OBJECTIVE =>
From the entries that follow, extract each line holding the string "this".

Dataset items
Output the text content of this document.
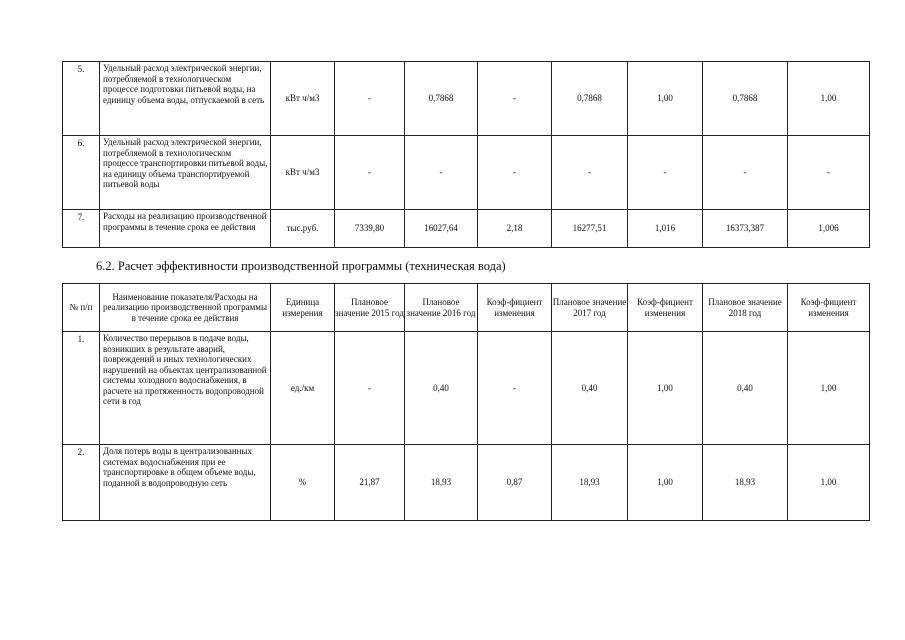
5.	Удельный расход электрической энергии, потребляемой в технологическом процессе подготовки питьевой воды, на единицу объема воды, отпускаемой в сеть	кВт ч/м3	-	0,7868	-	0,7868	1,00	0,7868	1,00
6.	Удельный расход электрической энергии, потребляемой в технологическом процессе транспортировки питьевой воды, на единицу объема транспортируемой питьевой воды	кВт ч/м3	-	-	-	-	-	-	-
7.	Расходы на реализацию производственной программы в течение срока ее действия	тыс.руб.	7339,80	16027,64	2,18	16277,51	1,016	16373,387	1,006
6.2. Расчет эффективности производственной программы (техническая вода)
№ п/п	Наименование показателя/Расходы на реализацию производственной программы в течение срока ее действия	Единица измерения	Плановое значение 2015 год	Плановое значение 2016 год	Коэф-фициент изменения	Плановое значение 2017 год	Коэф-фициент изменения	Плановое значение 2018 год	Коэф-фициент изменения
1.	Количество перерывов в подаче воды, возникших в результате аварий, повреждений и иных технологических нарушений на объектах централизованной системы холодного водоснабжения, в расчете на протяженность водопроводной сети в год	ед./км	-	0,40	-	0,40	1,00	0,40	1,00
2.	Доля потерь воды в централизованных системах водоснабжения при ее транспортировке в общем объеме воды, поданной в водопроводную сеть	%	21,87	18,93	0,87	18,93	1,00	18,93	1,00
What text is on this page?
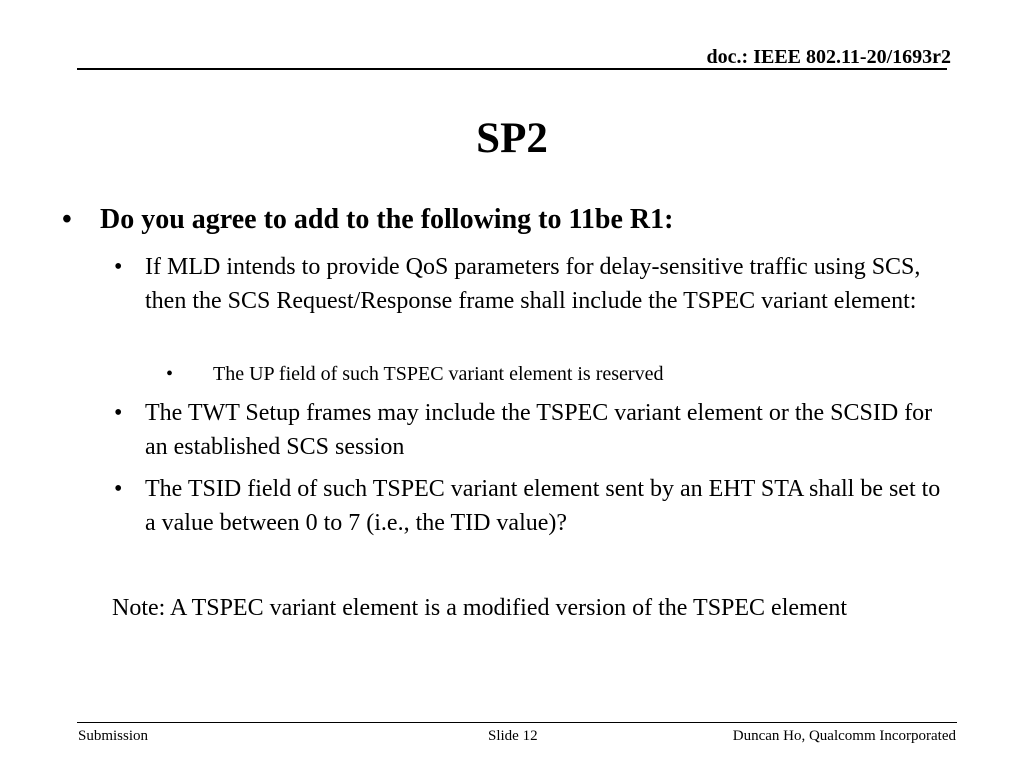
doc.: IEEE 802.11-20/1693r2
SP2
• Do you agree to add to the following to 11be R1:
• If MLD intends to provide QoS parameters for delay-sensitive traffic using SCS, then the SCS Request/Response frame shall include the TSPEC variant element:
• The UP field of such TSPEC variant element is reserved
• The TWT Setup frames may include the TSPEC variant element or the SCSID for an established SCS session
• The TSID field of such TSPEC variant element sent by an EHT STA shall be set to a value between 0 to 7 (i.e., the TID value)?
Note: A TSPEC variant element is a modified version of the TSPEC element
Submission	Slide 12	Duncan Ho, Qualcomm Incorporated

TASK ANSWER =>
Output the text content of this document.
What text is on this page?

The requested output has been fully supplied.